◆ **What is asked**
Go through the records and show each line where the word "beat" occurs.

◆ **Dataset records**
● ● ●
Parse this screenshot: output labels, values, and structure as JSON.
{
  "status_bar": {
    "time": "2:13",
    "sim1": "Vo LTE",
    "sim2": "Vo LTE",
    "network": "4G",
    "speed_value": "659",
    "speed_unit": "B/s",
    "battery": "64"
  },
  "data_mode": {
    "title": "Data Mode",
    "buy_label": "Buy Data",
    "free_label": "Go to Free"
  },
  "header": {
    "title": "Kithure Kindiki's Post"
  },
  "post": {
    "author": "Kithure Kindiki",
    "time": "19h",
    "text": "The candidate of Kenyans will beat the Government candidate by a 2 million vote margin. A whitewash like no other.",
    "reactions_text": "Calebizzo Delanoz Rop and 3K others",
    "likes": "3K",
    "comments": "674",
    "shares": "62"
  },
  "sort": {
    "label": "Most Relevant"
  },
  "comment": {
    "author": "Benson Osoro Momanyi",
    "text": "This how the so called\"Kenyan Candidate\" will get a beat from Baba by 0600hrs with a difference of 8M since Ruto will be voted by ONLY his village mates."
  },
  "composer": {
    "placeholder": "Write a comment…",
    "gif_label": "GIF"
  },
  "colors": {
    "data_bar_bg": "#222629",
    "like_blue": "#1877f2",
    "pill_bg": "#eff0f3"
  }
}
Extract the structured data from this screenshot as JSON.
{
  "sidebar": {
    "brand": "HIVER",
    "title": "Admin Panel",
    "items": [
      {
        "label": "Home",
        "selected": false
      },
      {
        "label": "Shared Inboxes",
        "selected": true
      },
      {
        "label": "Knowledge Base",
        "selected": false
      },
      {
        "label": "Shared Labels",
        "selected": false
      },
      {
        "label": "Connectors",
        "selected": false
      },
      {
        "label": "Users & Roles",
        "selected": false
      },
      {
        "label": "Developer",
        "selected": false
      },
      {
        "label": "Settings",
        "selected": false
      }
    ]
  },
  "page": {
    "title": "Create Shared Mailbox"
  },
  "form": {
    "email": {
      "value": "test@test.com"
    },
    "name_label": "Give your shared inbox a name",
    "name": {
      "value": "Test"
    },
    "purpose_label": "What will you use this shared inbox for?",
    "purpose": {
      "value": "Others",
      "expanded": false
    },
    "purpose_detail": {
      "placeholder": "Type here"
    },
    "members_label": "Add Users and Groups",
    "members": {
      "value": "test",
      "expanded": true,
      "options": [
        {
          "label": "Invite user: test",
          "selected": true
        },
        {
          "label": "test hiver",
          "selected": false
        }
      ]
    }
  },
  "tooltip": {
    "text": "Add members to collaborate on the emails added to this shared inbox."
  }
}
● ● ●
◆ **Response**
    "text": "The candidate of Kenyans will beat the Government candidate by a 2 million vote margin. A whitewash like no other.",
    "text": "This how the so called\"Kenyan Candidate\" will get a beat from Baba by 0600hrs with a difference of 8M since Ruto will be voted by ONLY his village mates."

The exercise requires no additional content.